+++ Given entries +++
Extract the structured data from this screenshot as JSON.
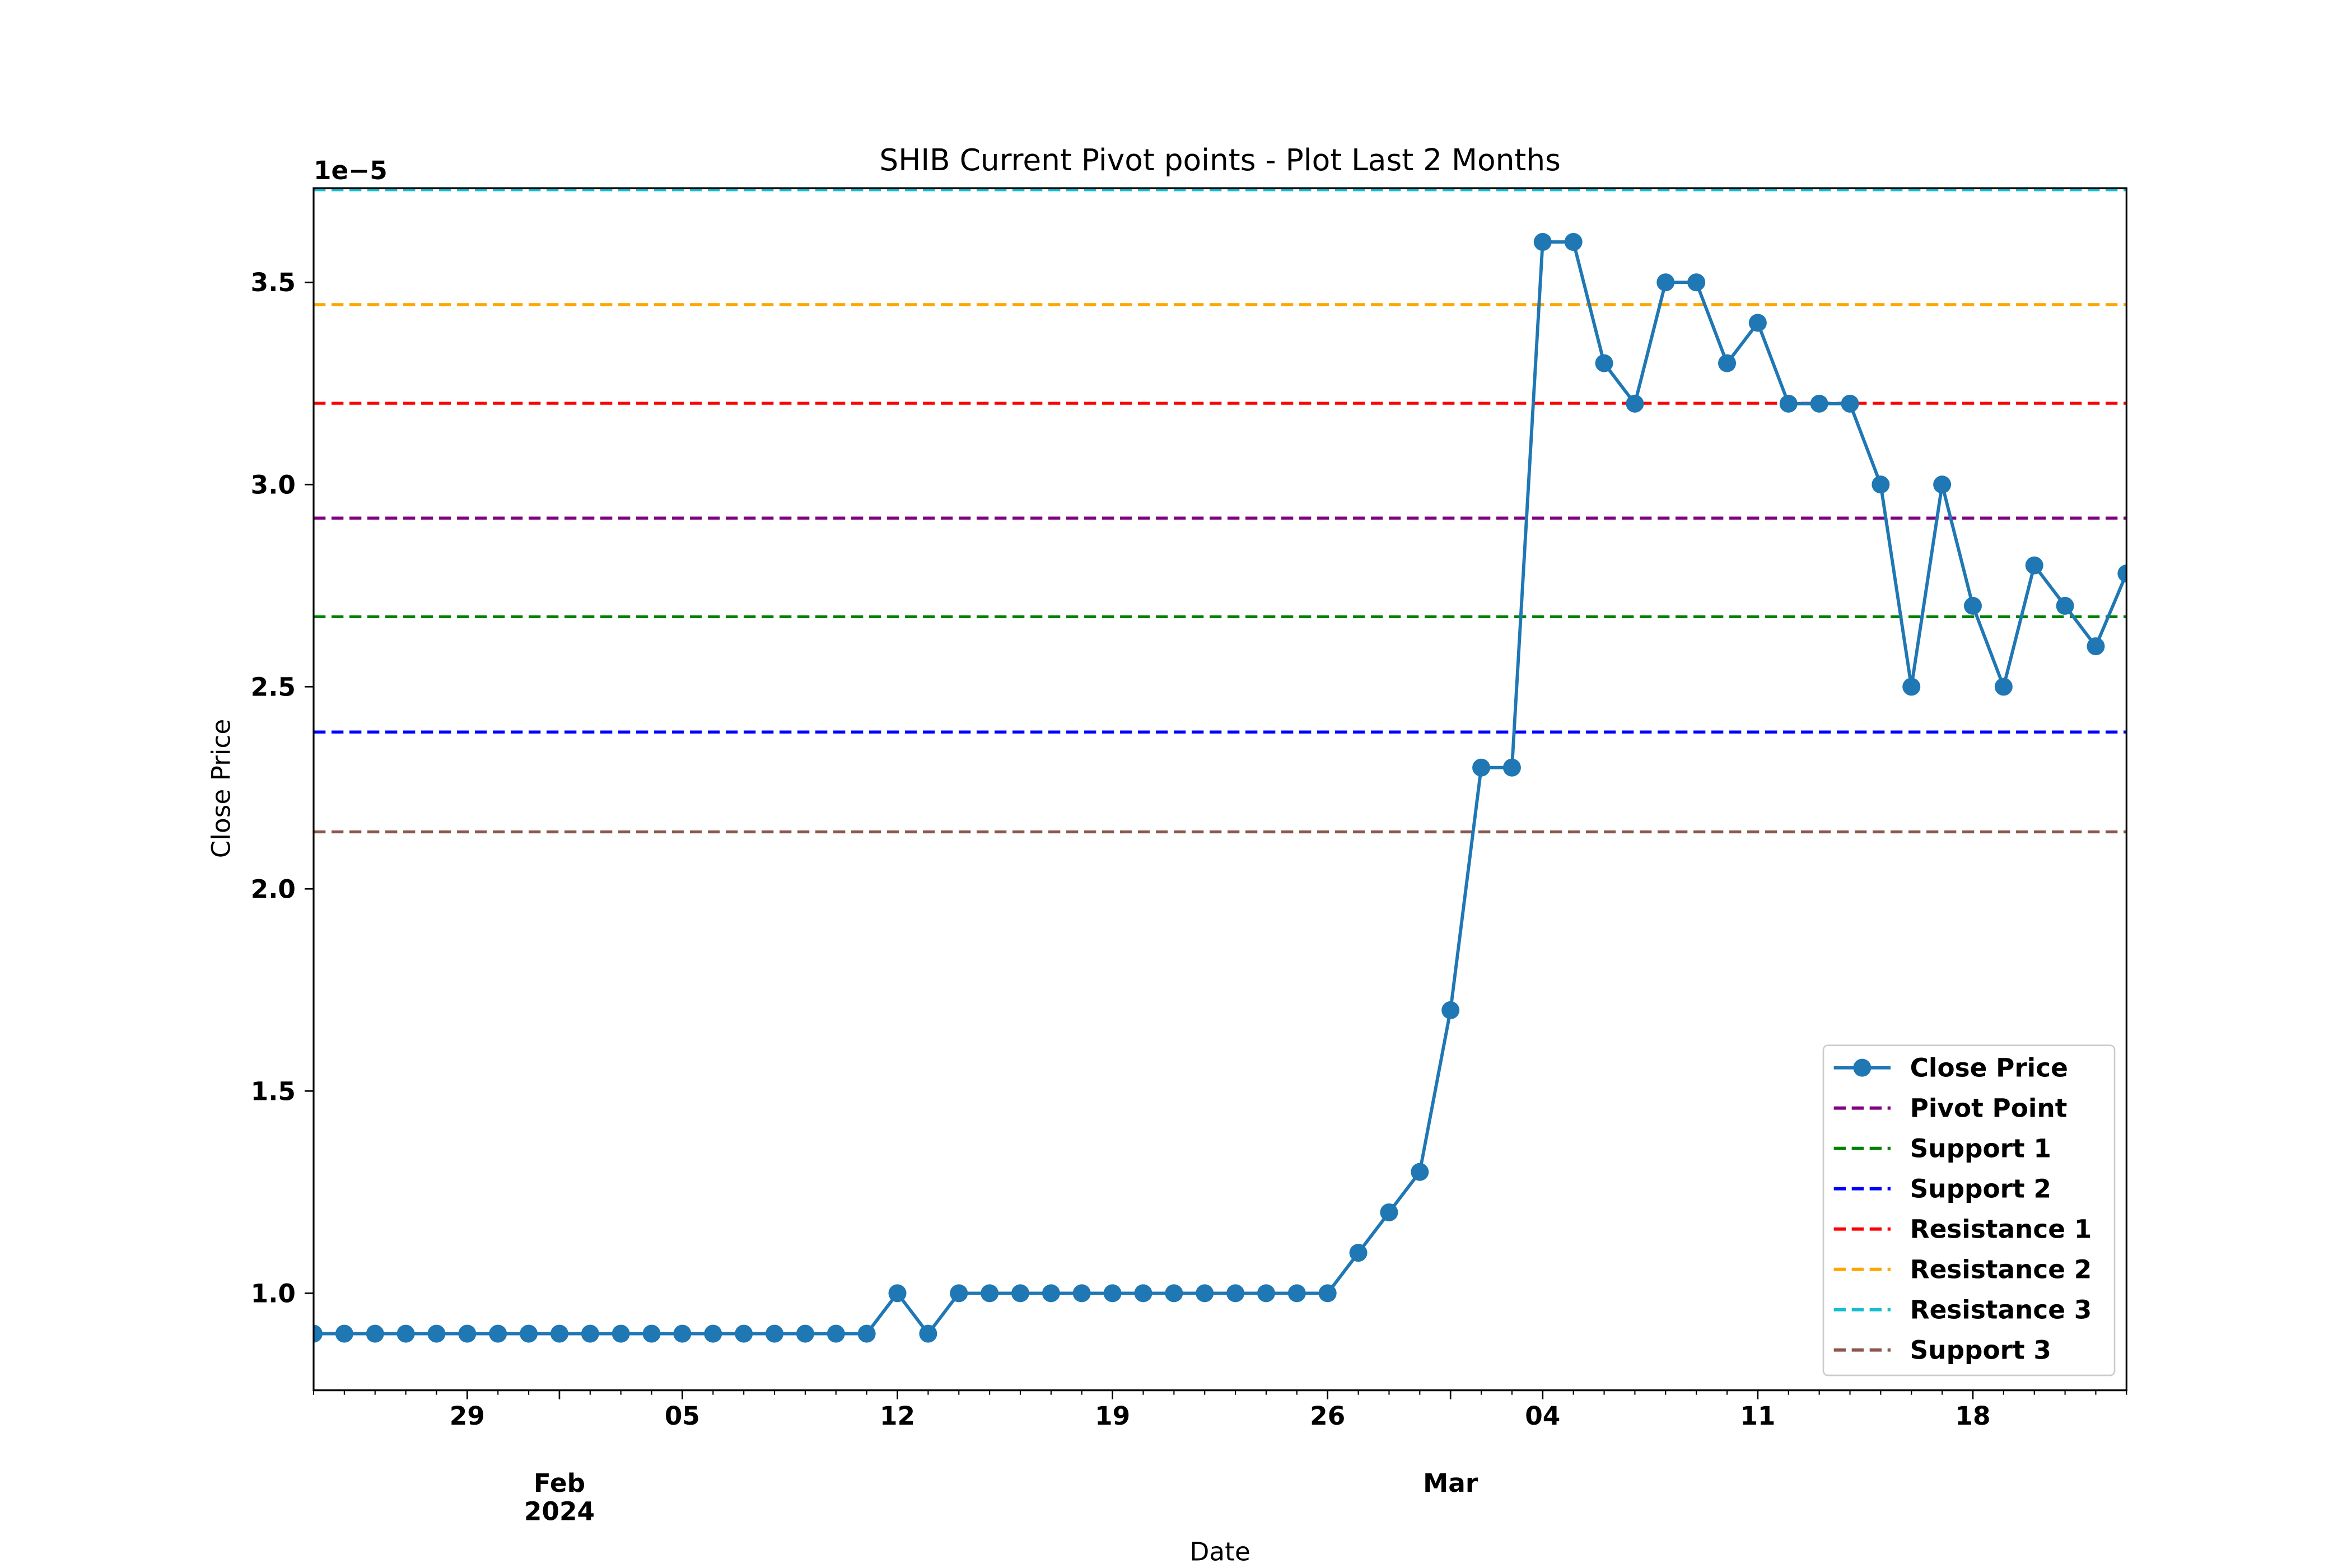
{
  "chart_data": {
    "type": "line",
    "title": "SHIB Current Pivot points - Plot Last 2 Months",
    "xlabel": "Date",
    "ylabel": "Close Price",
    "y_offset_label": "1e−5",
    "x": [
      "2024-01-24",
      "2024-01-25",
      "2024-01-26",
      "2024-01-27",
      "2024-01-28",
      "2024-01-29",
      "2024-01-30",
      "2024-01-31",
      "2024-02-01",
      "2024-02-02",
      "2024-02-03",
      "2024-02-04",
      "2024-02-05",
      "2024-02-06",
      "2024-02-07",
      "2024-02-08",
      "2024-02-09",
      "2024-02-10",
      "2024-02-11",
      "2024-02-12",
      "2024-02-13",
      "2024-02-14",
      "2024-02-15",
      "2024-02-16",
      "2024-02-17",
      "2024-02-18",
      "2024-02-19",
      "2024-02-20",
      "2024-02-21",
      "2024-02-22",
      "2024-02-23",
      "2024-02-24",
      "2024-02-25",
      "2024-02-26",
      "2024-02-27",
      "2024-02-28",
      "2024-02-29",
      "2024-03-01",
      "2024-03-02",
      "2024-03-03",
      "2024-03-04",
      "2024-03-05",
      "2024-03-06",
      "2024-03-07",
      "2024-03-08",
      "2024-03-09",
      "2024-03-10",
      "2024-03-11",
      "2024-03-12",
      "2024-03-13",
      "2024-03-14",
      "2024-03-15",
      "2024-03-16",
      "2024-03-17",
      "2024-03-18",
      "2024-03-19",
      "2024-03-20",
      "2024-03-21",
      "2024-03-22",
      "2024-03-23"
    ],
    "series": [
      {
        "name": "Close Price",
        "color": "#1f77b4",
        "values": [
          0.9,
          0.9,
          0.9,
          0.9,
          0.9,
          0.9,
          0.9,
          0.9,
          0.9,
          0.9,
          0.9,
          0.9,
          0.9,
          0.9,
          0.9,
          0.9,
          0.9,
          0.9,
          0.9,
          1.0,
          0.9,
          1.0,
          1.0,
          1.0,
          1.0,
          1.0,
          1.0,
          1.0,
          1.0,
          1.0,
          1.0,
          1.0,
          1.0,
          1.0,
          1.1,
          1.2,
          1.3,
          1.7,
          2.3,
          2.3,
          3.6,
          3.6,
          3.3,
          3.2,
          3.5,
          3.5,
          3.3,
          3.4,
          3.2,
          3.2,
          3.2,
          3.0,
          2.5,
          3.0,
          2.7,
          2.5,
          2.8,
          2.7,
          2.6,
          2.78
        ]
      }
    ],
    "hlines": [
      {
        "name": "Pivot Point",
        "value": 2.917,
        "color": "purple"
      },
      {
        "name": "Support 1",
        "value": 2.673,
        "color": "green"
      },
      {
        "name": "Support 2",
        "value": 2.388,
        "color": "blue"
      },
      {
        "name": "Resistance 1",
        "value": 3.201,
        "color": "red"
      },
      {
        "name": "Resistance 2",
        "value": 3.445,
        "color": "orange"
      },
      {
        "name": "Resistance 3",
        "value": 3.729,
        "color": "#17becf"
      },
      {
        "name": "Support 3",
        "value": 2.141,
        "color": "#8c564b"
      }
    ],
    "xlim": [
      "2024-01-24",
      "2024-03-23"
    ],
    "xticks": [
      {
        "value": "2024-01-29",
        "label": "29"
      },
      {
        "value": "2024-02-05",
        "label": "05"
      },
      {
        "value": "2024-02-12",
        "label": "12"
      },
      {
        "value": "2024-02-19",
        "label": "19"
      },
      {
        "value": "2024-02-26",
        "label": "26"
      },
      {
        "value": "2024-03-04",
        "label": "04"
      },
      {
        "value": "2024-03-11",
        "label": "11"
      },
      {
        "value": "2024-03-18",
        "label": "18"
      }
    ],
    "xticks_secondary": [
      {
        "value": "2024-02-01",
        "label": [
          "Feb",
          "2024"
        ]
      },
      {
        "value": "2024-03-01",
        "label": [
          "Mar"
        ]
      }
    ],
    "ylim": [
      0.76,
      3.733
    ],
    "yticks": [
      {
        "value": 1,
        "label": "1.0"
      },
      1.5,
      {
        "value": 2,
        "label": "2.0"
      },
      2.5,
      {
        "value": 3,
        "label": "3.0"
      },
      3.5
    ],
    "legend": "lower right"
  }
}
+++
# Task prompt
Print all of the entries word for word. Omit the pictures they contain.

# Written reply
Extract the structured data from this screenshot as JSON.
{
  "chart_data": {
    "type": "line",
    "title": "SHIB Current Pivot points - Plot Last 2 Months",
    "xlabel": "Date",
    "ylabel": "Close Price",
    "y_offset_label": "1e−5",
    "x": [
      "2024-01-24",
      "2024-01-25",
      "2024-01-26",
      "2024-01-27",
      "2024-01-28",
      "2024-01-29",
      "2024-01-30",
      "2024-01-31",
      "2024-02-01",
      "2024-02-02",
      "2024-02-03",
      "2024-02-04",
      "2024-02-05",
      "2024-02-06",
      "2024-02-07",
      "2024-02-08",
      "2024-02-09",
      "2024-02-10",
      "2024-02-11",
      "2024-02-12",
      "2024-02-13",
      "2024-02-14",
      "2024-02-15",
      "2024-02-16",
      "2024-02-17",
      "2024-02-18",
      "2024-02-19",
      "2024-02-20",
      "2024-02-21",
      "2024-02-22",
      "2024-02-23",
      "2024-02-24",
      "2024-02-25",
      "2024-02-26",
      "2024-02-27",
      "2024-02-28",
      "2024-02-29",
      "2024-03-01",
      "2024-03-02",
      "2024-03-03",
      "2024-03-04",
      "2024-03-05",
      "2024-03-06",
      "2024-03-07",
      "2024-03-08",
      "2024-03-09",
      "2024-03-10",
      "2024-03-11",
      "2024-03-12",
      "2024-03-13",
      "2024-03-14",
      "2024-03-15",
      "2024-03-16",
      "2024-03-17",
      "2024-03-18",
      "2024-03-19",
      "2024-03-20",
      "2024-03-21",
      "2024-03-22",
      "2024-03-23"
    ],
    "series": [
      {
        "name": "Close Price",
        "color": "#1f77b4",
        "values": [
          0.9,
          0.9,
          0.9,
          0.9,
          0.9,
          0.9,
          0.9,
          0.9,
          0.9,
          0.9,
          0.9,
          0.9,
          0.9,
          0.9,
          0.9,
          0.9,
          0.9,
          0.9,
          0.9,
          1.0,
          0.9,
          1.0,
          1.0,
          1.0,
          1.0,
          1.0,
          1.0,
          1.0,
          1.0,
          1.0,
          1.0,
          1.0,
          1.0,
          1.0,
          1.1,
          1.2,
          1.3,
          1.7,
          2.3,
          2.3,
          3.6,
          3.6,
          3.3,
          3.2,
          3.5,
          3.5,
          3.3,
          3.4,
          3.2,
          3.2,
          3.2,
          3.0,
          2.5,
          3.0,
          2.7,
          2.5,
          2.8,
          2.7,
          2.6,
          2.78
        ]
      }
    ],
    "hlines": [
      {
        "name": "Pivot Point",
        "value": 2.917,
        "color": "purple"
      },
      {
        "name": "Support 1",
        "value": 2.673,
        "color": "green"
      },
      {
        "name": "Support 2",
        "value": 2.388,
        "color": "blue"
      },
      {
        "name": "Resistance 1",
        "value": 3.201,
        "color": "red"
      },
      {
        "name": "Resistance 2",
        "value": 3.445,
        "color": "orange"
      },
      {
        "name": "Resistance 3",
        "value": 3.729,
        "color": "#17becf"
      },
      {
        "name": "Support 3",
        "value": 2.141,
        "color": "#8c564b"
      }
    ],
    "xlim": [
      "2024-01-24",
      "2024-03-23"
    ],
    "xticks": [
      {
        "value": "2024-01-29",
        "label": "29"
      },
      {
        "value": "2024-02-05",
        "label": "05"
      },
      {
        "value": "2024-02-12",
        "label": "12"
      },
      {
        "value": "2024-02-19",
        "label": "19"
      },
      {
        "value": "2024-02-26",
        "label": "26"
      },
      {
        "value": "2024-03-04",
        "label": "04"
      },
      {
        "value": "2024-03-11",
        "label": "11"
      },
      {
        "value": "2024-03-18",
        "label": "18"
      }
    ],
    "xticks_secondary": [
      {
        "value": "2024-02-01",
        "label": [
          "Feb",
          "2024"
        ]
      },
      {
        "value": "2024-03-01",
        "label": [
          "Mar"
        ]
      }
    ],
    "ylim": [
      0.76,
      3.733
    ],
    "yticks": [
      {
        "value": 1,
        "label": "1.0"
      },
      1.5,
      {
        "value": 2,
        "label": "2.0"
      },
      2.5,
      {
        "value": 3,
        "label": "3.0"
      },
      3.5
    ],
    "legend": "lower right"
  }
}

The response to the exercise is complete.